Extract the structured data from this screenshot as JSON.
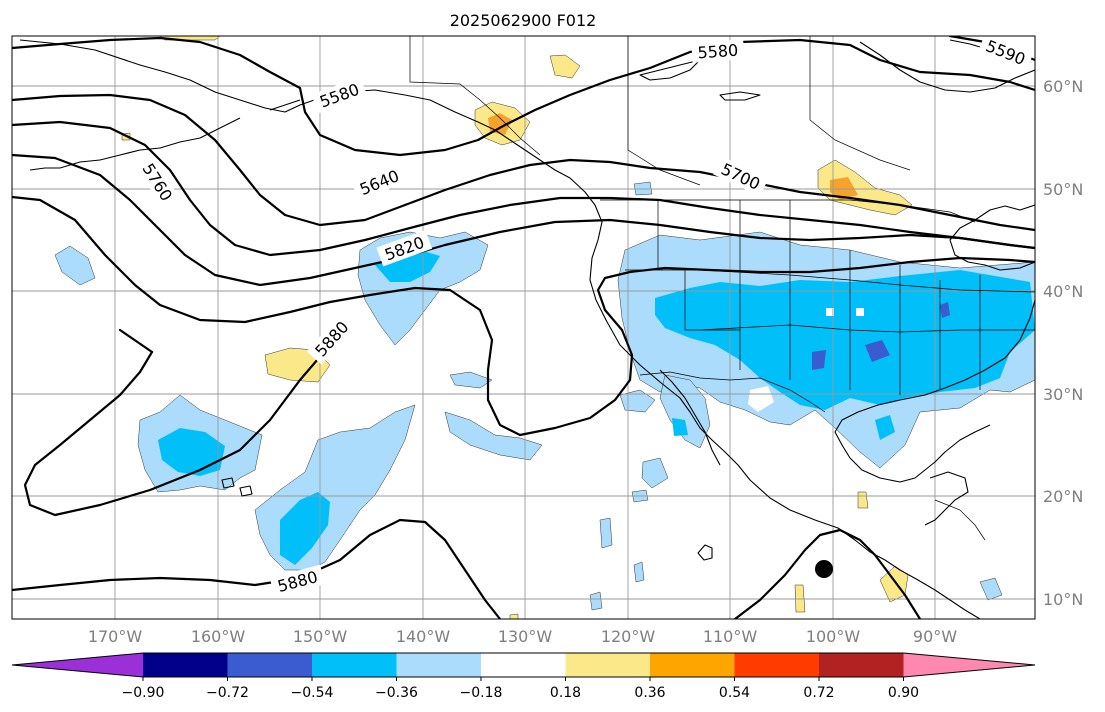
{
  "title": "2025062900 F012",
  "map": {
    "lon_labels": [
      "170°W",
      "160°W",
      "150°W",
      "140°W",
      "130°W",
      "120°W",
      "110°W",
      "100°W",
      "90°W"
    ],
    "lat_labels": [
      "60°N",
      "50°N",
      "40°N",
      "30°N",
      "20°N",
      "10°N"
    ],
    "contour_labels": [
      "5580",
      "5580",
      "5590",
      "5640",
      "5700",
      "5760",
      "5820",
      "5880",
      "5880"
    ],
    "grid": true,
    "field_description_colors": {
      "negative": [
        "#9b30d9",
        "#00008b",
        "#3b5bd0",
        "#00bff9",
        "#abdcfb"
      ],
      "neutral": "#ffffff",
      "positive": [
        "#fbe989",
        "#ffa500",
        "#ff3b00",
        "#b22222",
        "#ff88b0"
      ]
    }
  },
  "colorbar": {
    "tick_labels": [
      "−0.90",
      "−0.72",
      "−0.54",
      "−0.36",
      "−0.18",
      "0.18",
      "0.36",
      "0.54",
      "0.72",
      "0.90"
    ],
    "colors": [
      "#9b30d9",
      "#00008b",
      "#3b5bd0",
      "#00bff9",
      "#abdcfb",
      "#ffffff",
      "#fbe989",
      "#ffa500",
      "#ff3b00",
      "#b22222",
      "#ff88b0"
    ]
  }
}
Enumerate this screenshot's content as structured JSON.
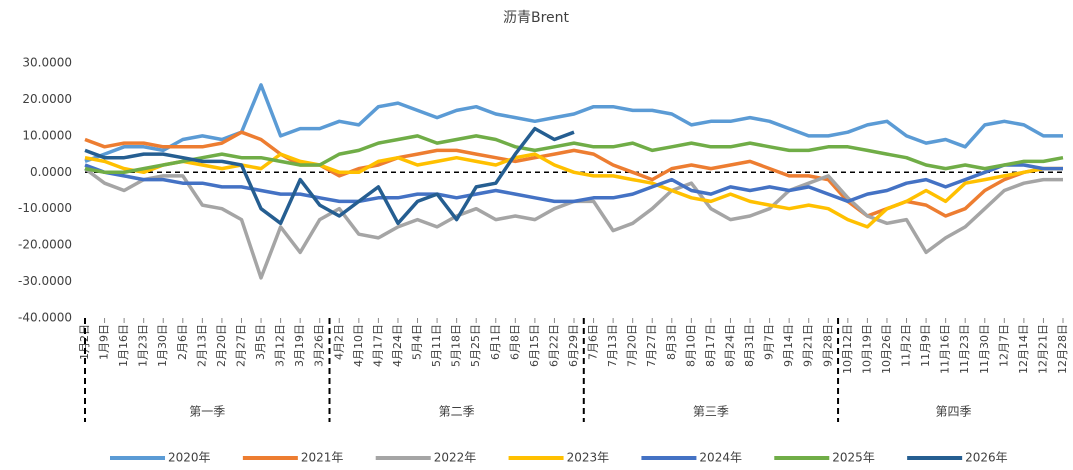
{
  "chart_data": {
    "type": "line",
    "title": "沥青Brent",
    "categories": [
      "1月2日",
      "1月9日",
      "1月16日",
      "1月23日",
      "1月30日",
      "2月6日",
      "2月13日",
      "2月20日",
      "2月27日",
      "3月5日",
      "3月12日",
      "3月19日",
      "3月26日",
      "4月2日",
      "4月10日",
      "4月17日",
      "4月24日",
      "5月4日",
      "5月11日",
      "5月18日",
      "5月25日",
      "6月1日",
      "6月8日",
      "6月15日",
      "6月22日",
      "6月29日",
      "7月6日",
      "7月13日",
      "7月20日",
      "7月27日",
      "8月3日",
      "8月10日",
      "8月17日",
      "8月24日",
      "8月31日",
      "9月7日",
      "9月14日",
      "9月21日",
      "9月28日",
      "10月12日",
      "10月19日",
      "10月26日",
      "11月2日",
      "11月9日",
      "11月16日",
      "11月23日",
      "11月30日",
      "12月7日",
      "12月14日",
      "12月21日",
      "12月28日"
    ],
    "quarters": [
      "第一季",
      "第二季",
      "第三季",
      "第四季"
    ],
    "ylim": [
      -40,
      30
    ],
    "yticks": [
      {
        "value": -40,
        "label": "-40.0000"
      },
      {
        "value": -30,
        "label": "-30.0000"
      },
      {
        "value": -20,
        "label": "-20.0000"
      },
      {
        "value": -10,
        "label": "-10.0000"
      },
      {
        "value": 0,
        "label": "0.0000"
      },
      {
        "value": 10,
        "label": "10.0000"
      },
      {
        "value": 20,
        "label": "20.0000"
      },
      {
        "value": 30,
        "label": "30.0000"
      }
    ],
    "series": [
      {
        "name": "2020年",
        "color": "#5B9BD5",
        "values": [
          3,
          5,
          7,
          7,
          6,
          9,
          10,
          9,
          11,
          24,
          10,
          12,
          12,
          14,
          13,
          18,
          19,
          17,
          15,
          17,
          18,
          16,
          15,
          14,
          15,
          16,
          18,
          18,
          17,
          17,
          16,
          13,
          14,
          14,
          15,
          14,
          12,
          10,
          10,
          11,
          13,
          14,
          10,
          8,
          9,
          7,
          13,
          14,
          13,
          10,
          10
        ]
      },
      {
        "name": "2021年",
        "color": "#ED7D31",
        "values": [
          9,
          7,
          8,
          8,
          7,
          7,
          7,
          8,
          11,
          9,
          5,
          2,
          2,
          -1,
          1,
          2,
          4,
          5,
          6,
          6,
          5,
          4,
          3,
          4,
          5,
          6,
          5,
          2,
          0,
          -2,
          1,
          2,
          1,
          2,
          3,
          1,
          -1,
          -1,
          -2,
          -8,
          -12,
          -10,
          -8,
          -9,
          -12,
          -10,
          -5,
          -2,
          0,
          1,
          1
        ]
      },
      {
        "name": "2022年",
        "color": "#A5A5A5",
        "values": [
          1,
          -3,
          -5,
          -2,
          -1,
          -1,
          -9,
          -10,
          -13,
          -29,
          -15,
          -22,
          -13,
          -10,
          -17,
          -18,
          -15,
          -13,
          -15,
          -12,
          -10,
          -13,
          -12,
          -13,
          -10,
          -8,
          -8,
          -16,
          -14,
          -10,
          -5,
          -3,
          -10,
          -13,
          -12,
          -10,
          -5,
          -3,
          -1,
          -7,
          -12,
          -14,
          -13,
          -22,
          -18,
          -15,
          -10,
          -5,
          -3,
          -2,
          -2
        ]
      },
      {
        "name": "2023年",
        "color": "#FFC000",
        "values": [
          4,
          3,
          1,
          0,
          2,
          3,
          2,
          1,
          2,
          1,
          5,
          3,
          2,
          0,
          0,
          3,
          4,
          2,
          3,
          4,
          3,
          2,
          4,
          5,
          2,
          0,
          -1,
          -1,
          -2,
          -3,
          -5,
          -7,
          -8,
          -6,
          -8,
          -9,
          -10,
          -9,
          -10,
          -13,
          -15,
          -10,
          -8,
          -5,
          -8,
          -3,
          -2,
          -1,
          0,
          1,
          1
        ]
      },
      {
        "name": "2024年",
        "color": "#4472C4",
        "values": [
          2,
          0,
          -1,
          -2,
          -2,
          -3,
          -3,
          -4,
          -4,
          -5,
          -6,
          -6,
          -7,
          -8,
          -8,
          -7,
          -7,
          -6,
          -6,
          -7,
          -6,
          -5,
          -6,
          -7,
          -8,
          -8,
          -7,
          -7,
          -6,
          -4,
          -2,
          -5,
          -6,
          -4,
          -5,
          -4,
          -5,
          -4,
          -6,
          -8,
          -6,
          -5,
          -3,
          -2,
          -4,
          -2,
          0,
          2,
          2,
          1,
          1
        ]
      },
      {
        "name": "2025年",
        "color": "#70AD47",
        "values": [
          1,
          0,
          0,
          1,
          2,
          3,
          4,
          5,
          4,
          4,
          3,
          2,
          2,
          5,
          6,
          8,
          9,
          10,
          8,
          9,
          10,
          9,
          7,
          6,
          7,
          8,
          7,
          7,
          8,
          6,
          7,
          8,
          7,
          7,
          8,
          7,
          6,
          6,
          7,
          7,
          6,
          5,
          4,
          2,
          1,
          2,
          1,
          2,
          3,
          3,
          4
        ]
      },
      {
        "name": "2026年",
        "color": "#255E91",
        "values": [
          6,
          4,
          4,
          5,
          5,
          4,
          3,
          3,
          2,
          -10,
          -14,
          -2,
          -9,
          -12,
          -8,
          -4,
          -14,
          -8,
          -6,
          -13,
          -4,
          -3,
          5,
          12,
          9,
          11,
          null,
          null,
          null,
          null,
          null,
          null,
          null,
          null,
          null,
          null,
          null,
          null,
          null,
          null,
          null,
          null,
          null,
          null,
          null,
          null,
          null,
          null,
          null,
          null,
          null
        ]
      }
    ]
  }
}
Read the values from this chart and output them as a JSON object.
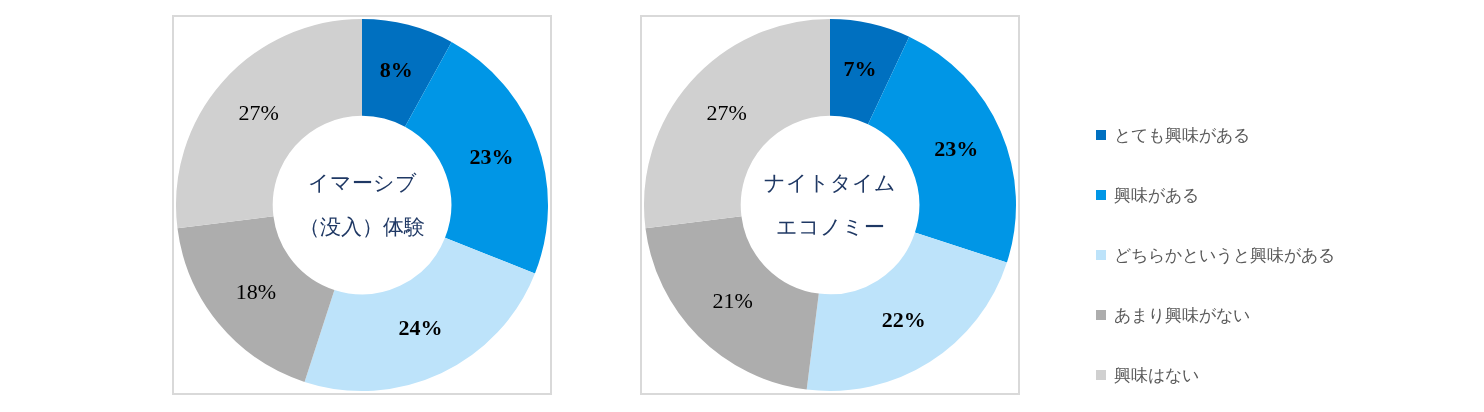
{
  "chart_data": [
    {
      "type": "donut",
      "title": "イマーシブ（没入）体験",
      "categories": [
        "とても興味がある",
        "興味がある",
        "どちらかというと興味がある",
        "あまり興味がない",
        "興味はない"
      ],
      "values": [
        8,
        23,
        24,
        18,
        27
      ],
      "value_labels": [
        "8%",
        "23%",
        "24%",
        "18%",
        "27%"
      ],
      "colors": [
        "#0070c0",
        "#0096e6",
        "#bde3fa",
        "#adadad",
        "#d0d0d0"
      ],
      "legend": "right"
    },
    {
      "type": "donut",
      "title": "ナイトタイムエコノミー",
      "categories": [
        null,
        null,
        null,
        null,
        null
      ],
      "values": [
        7,
        23,
        22,
        21,
        27
      ],
      "value_labels": [
        "7%",
        "23%",
        "22%",
        "21%",
        "27%"
      ],
      "colors": [
        "#0070c0",
        "#0096e6",
        "#bde3fa",
        "#adadad",
        "#d0d0d0"
      ]
    }
  ]
}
○ ○ ○ ○
What to produce
Scan the listing above for the word "screenshot" and show each line where it is found.

Answer for the task
Extract the structured data from this screenshot as JSON.
Enumerate this screenshot's content as structured JSON.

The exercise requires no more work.